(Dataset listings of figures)
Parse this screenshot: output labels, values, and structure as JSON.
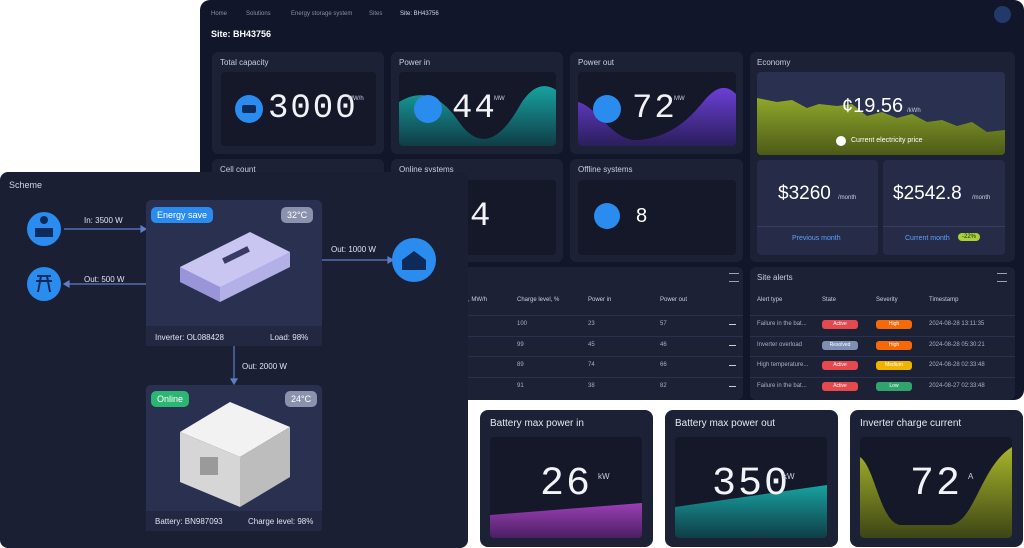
{
  "breadcrumb": [
    "Home",
    "Solutions",
    "Energy storage system",
    "Sites",
    "Site: BH43756"
  ],
  "title": "Site: BH43756",
  "cards": {
    "total_capacity": {
      "label": "Total capacity",
      "value": "3000",
      "unit": "MW/h"
    },
    "power_in": {
      "label": "Power in",
      "value": "44",
      "unit": "MW"
    },
    "power_out": {
      "label": "Power out",
      "value": "72",
      "unit": "MW"
    },
    "cell_count": {
      "label": "Cell count"
    },
    "online_systems": {
      "label": "Online systems",
      "value": "4"
    },
    "offline_systems": {
      "label": "Offline systems",
      "value": "8"
    }
  },
  "economy": {
    "label": "Economy",
    "price": "¢19.56",
    "price_unit": "/kWh",
    "price_caption": "Current electricity price",
    "previous": {
      "value": "$3260",
      "unit": "/month",
      "label": "Previous month"
    },
    "current": {
      "value": "$2542.8",
      "unit": "/month",
      "label": "Current month",
      "change": "-22%"
    }
  },
  "systems_table": {
    "columns": [
      ", MW/h",
      "Charge level, %",
      "Power in",
      "Power out"
    ],
    "rows": [
      [
        "100",
        "23",
        "57"
      ],
      [
        "99",
        "45",
        "46"
      ],
      [
        "89",
        "74",
        "66"
      ],
      [
        "91",
        "38",
        "82"
      ]
    ]
  },
  "alerts": {
    "title": "Site alerts",
    "columns": [
      "Alert type",
      "State",
      "Severity",
      "Timestamp"
    ],
    "rows": [
      {
        "type": "Failure in the bat...",
        "state": "Active",
        "severity": "High",
        "timestamp": "2024-08-28 13:11:35"
      },
      {
        "type": "Inverter overload",
        "state": "Resolved",
        "severity": "High",
        "timestamp": "2024-08-28 05:30:21"
      },
      {
        "type": "High temperature...",
        "state": "Active",
        "severity": "Medium",
        "timestamp": "2024-08-28 02:33:48"
      },
      {
        "type": "Failure in the bat...",
        "state": "Active",
        "severity": "Low",
        "timestamp": "2024-08-27 02:33:48"
      }
    ]
  },
  "scheme": {
    "title": "Scheme",
    "in": "In: 3500 W",
    "grid_out": "Out: 500 W",
    "home_out": "Out: 1000 W",
    "battery_flow": "Out: 2000 W",
    "inverter": {
      "status": "Energy save",
      "temperature": "32°C",
      "id": "Inverter: OL088428",
      "load": "Load: 98%"
    },
    "battery": {
      "status": "Online",
      "temperature": "24°C",
      "id": "Battery: BN987093",
      "charge": "Charge level: 98%"
    }
  },
  "kpis": [
    {
      "label": "Battery max power in",
      "value": "26",
      "unit": "kW"
    },
    {
      "label": "Battery max power out",
      "value": "350",
      "unit": "kW"
    },
    {
      "label": "Inverter charge current",
      "value": "72",
      "unit": "A"
    }
  ]
}
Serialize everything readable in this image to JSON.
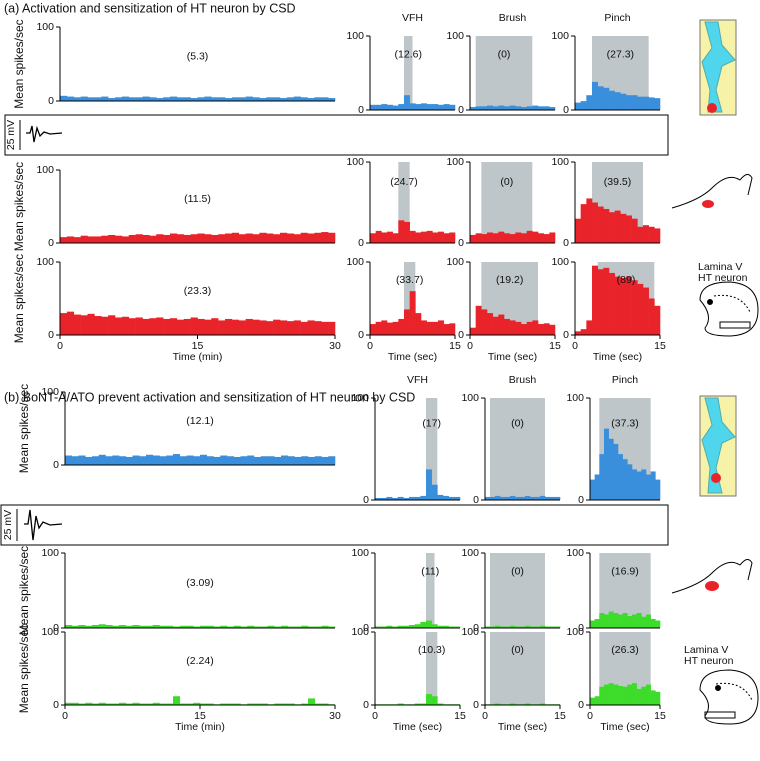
{
  "sections": [
    {
      "title": "(a) Activation and sensitization of HT neuron by CSD",
      "scale_label": "25 mV",
      "lamina_label": [
        "Lamina V",
        "HT neuron"
      ]
    },
    {
      "title": "(b) BoNT-A/ATO prevent activation and sensitization of HT neuron by CSD",
      "scale_label": "25 mV",
      "lamina_label": [
        "Lamina V",
        "HT neuron"
      ]
    }
  ],
  "chart_data": [
    {
      "type": "bar",
      "color": "#3a8fdc",
      "ylabel": "Mean spikes/sec",
      "annotation": "(5.3)",
      "xlim": [
        0,
        30
      ],
      "ylim": [
        0,
        100
      ],
      "yticks": [
        0,
        100
      ],
      "values": [
        7,
        6,
        5,
        6,
        5,
        5,
        6,
        4,
        5,
        6,
        5,
        5,
        6,
        5,
        4,
        5,
        6,
        5,
        5,
        4,
        5,
        6,
        5,
        5,
        4,
        5,
        5,
        6,
        5,
        4,
        5,
        5,
        4,
        5,
        6,
        5,
        4,
        5,
        5,
        4
      ]
    },
    {
      "type": "bar",
      "color": "#3a8fdc",
      "title": "VFH",
      "annotation": "(12.6)",
      "shade": [
        6,
        7.5
      ],
      "xlim": [
        0,
        15
      ],
      "ylim": [
        0,
        100
      ],
      "yticks": [
        0,
        100
      ],
      "values": [
        7,
        7,
        8,
        7,
        6,
        8,
        20,
        9,
        8,
        9,
        8,
        8,
        7,
        8,
        7
      ]
    },
    {
      "type": "bar",
      "color": "#3a8fdc",
      "title": "Brush",
      "annotation": "(0)",
      "shade": [
        1,
        11
      ],
      "xlim": [
        0,
        15
      ],
      "ylim": [
        0,
        100
      ],
      "yticks": [
        0,
        100
      ],
      "values": [
        4,
        5,
        5,
        6,
        5,
        6,
        5,
        6,
        5,
        4,
        5,
        6,
        5,
        5,
        4
      ]
    },
    {
      "type": "bar",
      "color": "#3a8fdc",
      "title": "Pinch",
      "annotation": "(27.3)",
      "shade": [
        3,
        13
      ],
      "xlim": [
        0,
        15
      ],
      "ylim": [
        0,
        100
      ],
      "yticks": [
        0,
        100
      ],
      "values": [
        10,
        12,
        20,
        38,
        32,
        30,
        26,
        24,
        22,
        20,
        20,
        18,
        18,
        17,
        16
      ]
    },
    {
      "type": "bar",
      "color": "#e8242a",
      "ylabel": "Mean spikes/sec",
      "annotation": "(11.5)",
      "xlim": [
        0,
        30
      ],
      "ylim": [
        0,
        100
      ],
      "yticks": [
        0,
        100
      ],
      "values": [
        8,
        9,
        8,
        10,
        9,
        9,
        10,
        11,
        10,
        9,
        11,
        12,
        11,
        10,
        12,
        11,
        13,
        12,
        11,
        12,
        13,
        12,
        11,
        12,
        13,
        14,
        12,
        13,
        12,
        14,
        13,
        12,
        14,
        13,
        12,
        14,
        13,
        14,
        15,
        14
      ]
    },
    {
      "type": "bar",
      "color": "#e8242a",
      "annotation": "(24.7)",
      "shade": [
        5,
        7
      ],
      "xlim": [
        0,
        15
      ],
      "ylim": [
        0,
        100
      ],
      "yticks": [
        0,
        100
      ],
      "values": [
        12,
        15,
        13,
        14,
        12,
        28,
        26,
        15,
        13,
        14,
        15,
        13,
        14,
        12,
        13
      ]
    },
    {
      "type": "bar",
      "color": "#e8242a",
      "annotation": "(0)",
      "shade": [
        2,
        11
      ],
      "xlim": [
        0,
        15
      ],
      "ylim": [
        0,
        100
      ],
      "yticks": [
        0,
        100
      ],
      "values": [
        10,
        12,
        11,
        13,
        12,
        14,
        12,
        11,
        13,
        12,
        15,
        14,
        12,
        11,
        13
      ]
    },
    {
      "type": "bar",
      "color": "#e8242a",
      "annotation": "(39.5)",
      "shade": [
        3,
        12
      ],
      "xlim": [
        0,
        15
      ],
      "ylim": [
        0,
        100
      ],
      "yticks": [
        0,
        100
      ],
      "values": [
        30,
        48,
        55,
        50,
        45,
        42,
        38,
        40,
        36,
        34,
        30,
        20,
        22,
        20,
        18
      ]
    },
    {
      "type": "bar",
      "color": "#e8242a",
      "ylabel": "Mean spikes/sec",
      "xlabel": "Time (min)",
      "annotation": "(23.3)",
      "xlim": [
        0,
        30
      ],
      "xticks": [
        0,
        15,
        30
      ],
      "ylim": [
        0,
        100
      ],
      "yticks": [
        0,
        100
      ],
      "values": [
        30,
        32,
        28,
        27,
        29,
        26,
        25,
        27,
        24,
        25,
        23,
        24,
        22,
        23,
        24,
        22,
        23,
        21,
        22,
        24,
        22,
        21,
        23,
        20,
        22,
        21,
        20,
        22,
        21,
        20,
        19,
        21,
        20,
        19,
        20,
        18,
        20,
        19,
        18,
        18
      ]
    },
    {
      "type": "bar",
      "color": "#e8242a",
      "xlabel": "Time (sec)",
      "annotation": "(33.7)",
      "shade": [
        6,
        8
      ],
      "xlim": [
        0,
        15
      ],
      "xticks": [
        0,
        15
      ],
      "ylim": [
        0,
        100
      ],
      "yticks": [
        0,
        100
      ],
      "values": [
        15,
        18,
        20,
        17,
        18,
        22,
        35,
        60,
        30,
        20,
        18,
        18,
        20,
        15,
        16
      ]
    },
    {
      "type": "bar",
      "color": "#e8242a",
      "xlabel": "Time (sec)",
      "annotation": "(19.2)",
      "shade": [
        2,
        12
      ],
      "xlim": [
        0,
        15
      ],
      "xticks": [
        0,
        15
      ],
      "ylim": [
        0,
        100
      ],
      "yticks": [
        0,
        100
      ],
      "values": [
        10,
        40,
        35,
        30,
        25,
        28,
        22,
        20,
        18,
        15,
        18,
        20,
        15,
        16,
        14
      ]
    },
    {
      "type": "bar",
      "color": "#e8242a",
      "xlabel": "Time (sec)",
      "annotation": "(89)",
      "shade": [
        4,
        14
      ],
      "xlim": [
        0,
        15
      ],
      "xticks": [
        0,
        15
      ],
      "ylim": [
        0,
        100
      ],
      "yticks": [
        0,
        100
      ],
      "values": [
        5,
        8,
        20,
        95,
        90,
        92,
        85,
        80,
        78,
        80,
        75,
        70,
        65,
        50,
        40
      ]
    },
    {
      "type": "bar",
      "color": "#3a8fdc",
      "ylabel": "Mean spikes/sec",
      "annotation": "(12.1)",
      "xlim": [
        0,
        30
      ],
      "ylim": [
        0,
        100
      ],
      "yticks": [
        0,
        100
      ],
      "values": [
        13,
        12,
        13,
        11,
        12,
        14,
        12,
        13,
        12,
        11,
        13,
        12,
        14,
        13,
        12,
        13,
        15,
        12,
        13,
        12,
        14,
        12,
        11,
        13,
        12,
        11,
        12,
        13,
        11,
        12,
        12,
        11,
        13,
        12,
        11,
        12,
        11,
        12,
        11,
        12
      ]
    },
    {
      "type": "bar",
      "color": "#3a8fdc",
      "title": "VFH",
      "annotation": "(17)",
      "shade": [
        9,
        11
      ],
      "xlim": [
        0,
        15
      ],
      "ylim": [
        0,
        100
      ],
      "yticks": [
        0,
        100
      ],
      "values": [
        2,
        2,
        3,
        2,
        3,
        2,
        3,
        3,
        4,
        30,
        15,
        5,
        4,
        3,
        3
      ]
    },
    {
      "type": "bar",
      "color": "#3a8fdc",
      "title": "Brush",
      "annotation": "(0)",
      "shade": [
        1,
        12
      ],
      "xlim": [
        0,
        15
      ],
      "ylim": [
        0,
        100
      ],
      "yticks": [
        0,
        100
      ],
      "values": [
        3,
        3,
        4,
        3,
        3,
        4,
        3,
        3,
        4,
        3,
        3,
        4,
        3,
        3,
        3
      ]
    },
    {
      "type": "bar",
      "color": "#3a8fdc",
      "title": "Pinch",
      "annotation": "(37.3)",
      "shade": [
        2,
        13
      ],
      "xlim": [
        0,
        15
      ],
      "ylim": [
        0,
        100
      ],
      "yticks": [
        0,
        100
      ],
      "values": [
        20,
        25,
        45,
        70,
        60,
        55,
        45,
        40,
        35,
        30,
        28,
        30,
        25,
        28,
        20
      ]
    },
    {
      "type": "bar",
      "color": "#3ddc2a",
      "ylabel": "Mean spikes/sec",
      "annotation": "(3.09)",
      "xlim": [
        0,
        30
      ],
      "ylim": [
        0,
        100
      ],
      "yticks": [
        0,
        100
      ],
      "values": [
        4,
        3,
        4,
        3,
        4,
        5,
        4,
        3,
        4,
        3,
        4,
        3,
        3,
        4,
        3,
        3,
        2,
        3,
        3,
        2,
        3,
        3,
        2,
        3,
        2,
        3,
        2,
        3,
        2,
        2,
        3,
        2,
        3,
        2,
        2,
        3,
        2,
        2,
        3,
        2
      ]
    },
    {
      "type": "bar",
      "color": "#3ddc2a",
      "annotation": "(11)",
      "shade": [
        9,
        10.5
      ],
      "xlim": [
        0,
        15
      ],
      "ylim": [
        0,
        100
      ],
      "yticks": [
        0,
        100
      ],
      "values": [
        2,
        2,
        3,
        2,
        3,
        3,
        4,
        5,
        8,
        10,
        5,
        3,
        3,
        2,
        2
      ]
    },
    {
      "type": "bar",
      "color": "#3ddc2a",
      "annotation": "(0)",
      "shade": [
        1,
        12
      ],
      "xlim": [
        0,
        15
      ],
      "ylim": [
        0,
        100
      ],
      "yticks": [
        0,
        100
      ],
      "values": [
        2,
        2,
        3,
        2,
        2,
        3,
        2,
        2,
        3,
        2,
        2,
        3,
        2,
        2,
        2
      ]
    },
    {
      "type": "bar",
      "color": "#3ddc2a",
      "annotation": "(16.9)",
      "shade": [
        2,
        13
      ],
      "xlim": [
        0,
        15
      ],
      "ylim": [
        0,
        100
      ],
      "yticks": [
        0,
        100
      ],
      "values": [
        10,
        12,
        20,
        18,
        22,
        20,
        18,
        20,
        16,
        18,
        20,
        15,
        18,
        12,
        10
      ]
    },
    {
      "type": "bar",
      "color": "#3ddc2a",
      "ylabel": "Mean spikes/sec",
      "xlabel": "Time (min)",
      "annotation": "(2.24)",
      "xlim": [
        0,
        30
      ],
      "xticks": [
        0,
        15,
        30
      ],
      "ylim": [
        0,
        100
      ],
      "yticks": [
        0,
        100
      ],
      "values": [
        3,
        3,
        2,
        3,
        2,
        3,
        2,
        2,
        3,
        2,
        3,
        2,
        2,
        3,
        2,
        2,
        12,
        2,
        2,
        3,
        2,
        2,
        1,
        2,
        2,
        2,
        1,
        2,
        2,
        2,
        1,
        2,
        2,
        2,
        1,
        2,
        9,
        2,
        2,
        1
      ]
    },
    {
      "type": "bar",
      "color": "#3ddc2a",
      "xlabel": "Time (sec)",
      "annotation": "(10.3)",
      "shade": [
        9,
        11
      ],
      "xlim": [
        0,
        15
      ],
      "xticks": [
        0,
        15
      ],
      "ylim": [
        0,
        100
      ],
      "yticks": [
        0,
        100
      ],
      "values": [
        1,
        1,
        1,
        1,
        2,
        1,
        1,
        2,
        2,
        15,
        12,
        2,
        1,
        1,
        1
      ]
    },
    {
      "type": "bar",
      "color": "#3ddc2a",
      "xlabel": "Time (sec)",
      "annotation": "(0)",
      "shade": [
        1,
        12
      ],
      "xlim": [
        0,
        15
      ],
      "xticks": [
        0,
        15
      ],
      "ylim": [
        0,
        100
      ],
      "yticks": [
        0,
        100
      ],
      "values": [
        1,
        1,
        2,
        1,
        1,
        2,
        1,
        1,
        2,
        1,
        1,
        2,
        1,
        1,
        1
      ]
    },
    {
      "type": "bar",
      "color": "#3ddc2a",
      "xlabel": "Time (sec)",
      "annotation": "(26.3)",
      "shade": [
        2,
        13
      ],
      "xlim": [
        0,
        15
      ],
      "xticks": [
        0,
        15
      ],
      "ylim": [
        0,
        100
      ],
      "yticks": [
        0,
        100
      ],
      "values": [
        10,
        12,
        25,
        28,
        30,
        28,
        26,
        25,
        28,
        30,
        22,
        25,
        28,
        20,
        18
      ]
    }
  ]
}
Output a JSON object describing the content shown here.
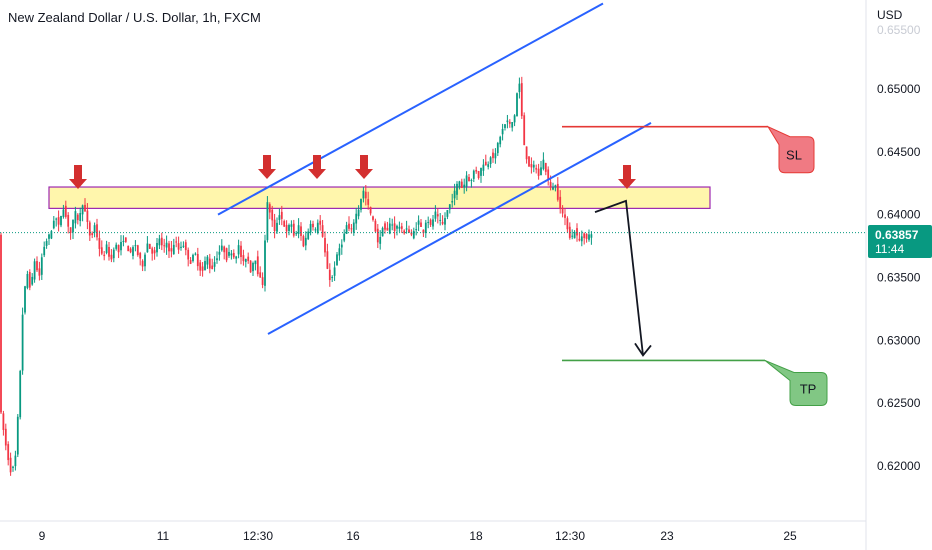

WORK TO BE COMPLETED:
Only the number should be given: how many lines of the data contain the word "month"?

OUTPUT FOR THIS EXERCISE:
4